» Written exercise:
Say how many lines hold the string "this"; please write nothing but the number.

» Dataset extract:

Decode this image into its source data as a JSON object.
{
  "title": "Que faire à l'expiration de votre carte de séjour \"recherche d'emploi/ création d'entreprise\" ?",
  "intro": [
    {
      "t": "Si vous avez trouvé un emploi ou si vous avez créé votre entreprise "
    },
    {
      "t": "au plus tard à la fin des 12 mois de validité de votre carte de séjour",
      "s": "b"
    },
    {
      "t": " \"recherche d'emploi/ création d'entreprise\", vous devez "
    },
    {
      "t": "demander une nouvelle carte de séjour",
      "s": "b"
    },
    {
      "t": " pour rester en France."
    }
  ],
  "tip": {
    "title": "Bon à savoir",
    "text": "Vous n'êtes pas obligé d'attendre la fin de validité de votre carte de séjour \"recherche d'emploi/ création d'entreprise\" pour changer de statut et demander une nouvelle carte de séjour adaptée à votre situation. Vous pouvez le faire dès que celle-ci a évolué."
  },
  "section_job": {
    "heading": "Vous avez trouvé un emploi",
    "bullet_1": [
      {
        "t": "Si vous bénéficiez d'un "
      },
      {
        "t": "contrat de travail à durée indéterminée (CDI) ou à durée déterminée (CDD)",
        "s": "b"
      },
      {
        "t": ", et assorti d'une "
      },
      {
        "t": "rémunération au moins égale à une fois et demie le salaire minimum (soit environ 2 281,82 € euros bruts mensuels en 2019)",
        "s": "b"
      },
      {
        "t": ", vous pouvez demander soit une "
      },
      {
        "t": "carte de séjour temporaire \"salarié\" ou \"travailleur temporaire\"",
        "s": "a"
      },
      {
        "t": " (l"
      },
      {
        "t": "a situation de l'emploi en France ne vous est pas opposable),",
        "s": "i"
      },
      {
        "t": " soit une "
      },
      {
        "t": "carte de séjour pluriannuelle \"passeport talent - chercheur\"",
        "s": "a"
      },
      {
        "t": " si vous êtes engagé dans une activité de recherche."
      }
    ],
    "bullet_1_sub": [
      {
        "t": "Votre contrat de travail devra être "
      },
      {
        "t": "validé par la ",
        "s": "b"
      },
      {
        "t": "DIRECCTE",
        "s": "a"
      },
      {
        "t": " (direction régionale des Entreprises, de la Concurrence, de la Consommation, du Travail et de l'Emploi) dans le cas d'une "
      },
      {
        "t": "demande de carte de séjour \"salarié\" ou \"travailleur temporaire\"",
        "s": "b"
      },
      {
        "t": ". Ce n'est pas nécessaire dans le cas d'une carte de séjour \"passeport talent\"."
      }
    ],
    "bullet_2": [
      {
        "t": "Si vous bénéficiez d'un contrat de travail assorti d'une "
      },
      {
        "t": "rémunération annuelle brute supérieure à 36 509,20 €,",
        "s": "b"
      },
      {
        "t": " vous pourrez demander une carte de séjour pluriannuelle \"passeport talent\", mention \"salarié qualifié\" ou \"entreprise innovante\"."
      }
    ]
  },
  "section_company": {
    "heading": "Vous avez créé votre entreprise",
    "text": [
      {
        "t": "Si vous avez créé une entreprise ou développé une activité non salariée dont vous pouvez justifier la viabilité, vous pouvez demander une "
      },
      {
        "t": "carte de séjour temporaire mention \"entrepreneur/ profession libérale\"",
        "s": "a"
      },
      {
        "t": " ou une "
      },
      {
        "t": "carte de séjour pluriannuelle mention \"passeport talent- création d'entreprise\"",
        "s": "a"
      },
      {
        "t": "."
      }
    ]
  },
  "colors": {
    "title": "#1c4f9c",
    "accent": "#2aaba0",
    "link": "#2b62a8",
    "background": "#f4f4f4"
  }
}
---
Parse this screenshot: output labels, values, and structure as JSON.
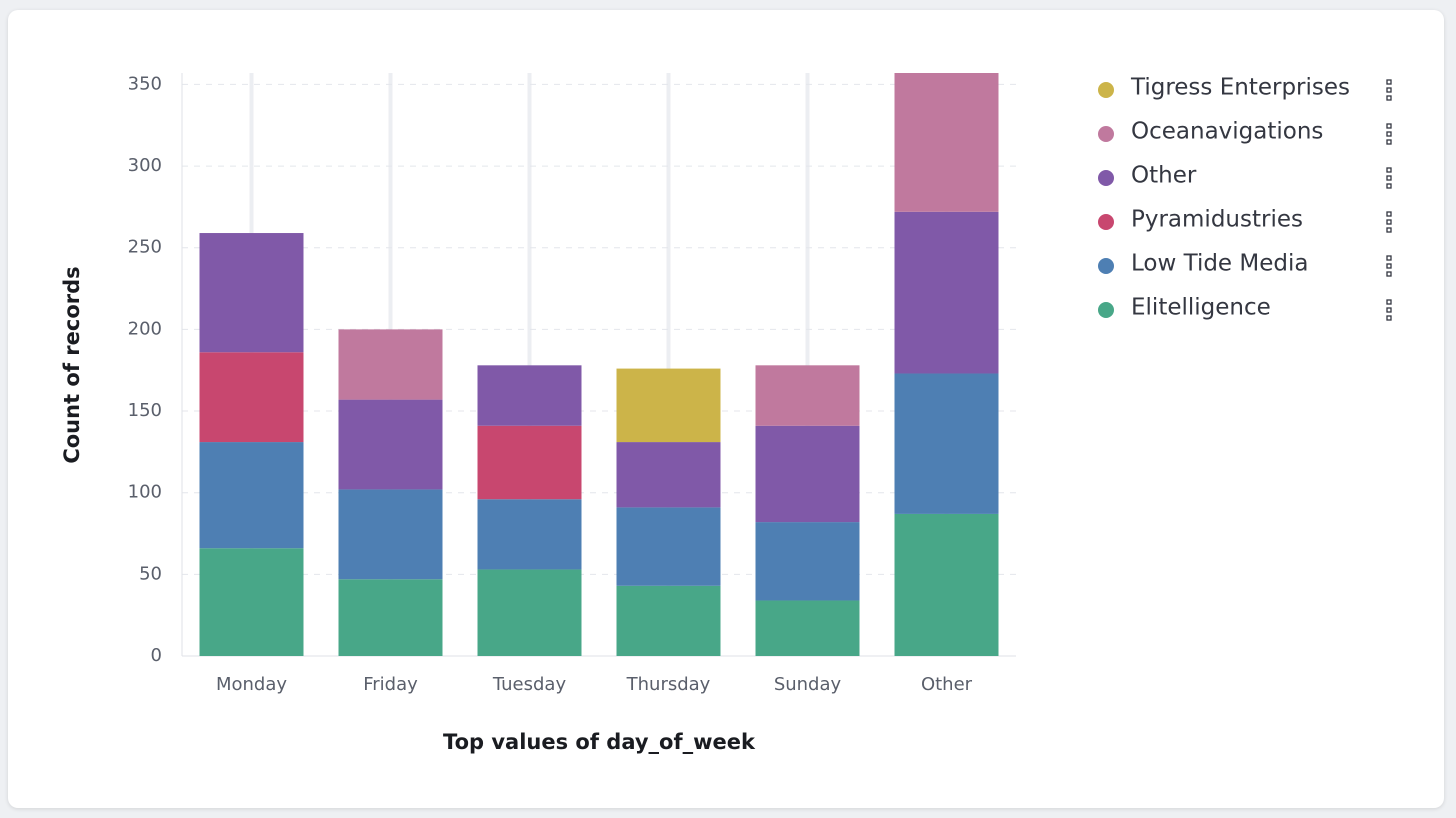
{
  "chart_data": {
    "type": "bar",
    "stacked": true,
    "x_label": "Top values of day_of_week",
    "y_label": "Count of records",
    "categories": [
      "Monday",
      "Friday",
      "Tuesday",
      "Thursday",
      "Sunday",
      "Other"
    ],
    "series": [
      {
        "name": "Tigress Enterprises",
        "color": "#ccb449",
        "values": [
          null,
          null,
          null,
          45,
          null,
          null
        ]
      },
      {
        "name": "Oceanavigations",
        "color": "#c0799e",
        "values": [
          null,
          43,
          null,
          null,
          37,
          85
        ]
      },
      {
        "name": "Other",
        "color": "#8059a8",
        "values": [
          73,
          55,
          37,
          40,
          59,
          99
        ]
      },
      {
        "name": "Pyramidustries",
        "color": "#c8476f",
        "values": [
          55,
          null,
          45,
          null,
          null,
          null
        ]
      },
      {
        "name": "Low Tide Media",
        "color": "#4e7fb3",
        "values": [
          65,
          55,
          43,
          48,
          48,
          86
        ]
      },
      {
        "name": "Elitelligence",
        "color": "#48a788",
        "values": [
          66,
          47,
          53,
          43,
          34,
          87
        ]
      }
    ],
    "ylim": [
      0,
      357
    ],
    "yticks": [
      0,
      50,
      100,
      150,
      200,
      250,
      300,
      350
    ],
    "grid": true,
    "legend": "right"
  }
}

» Output:
2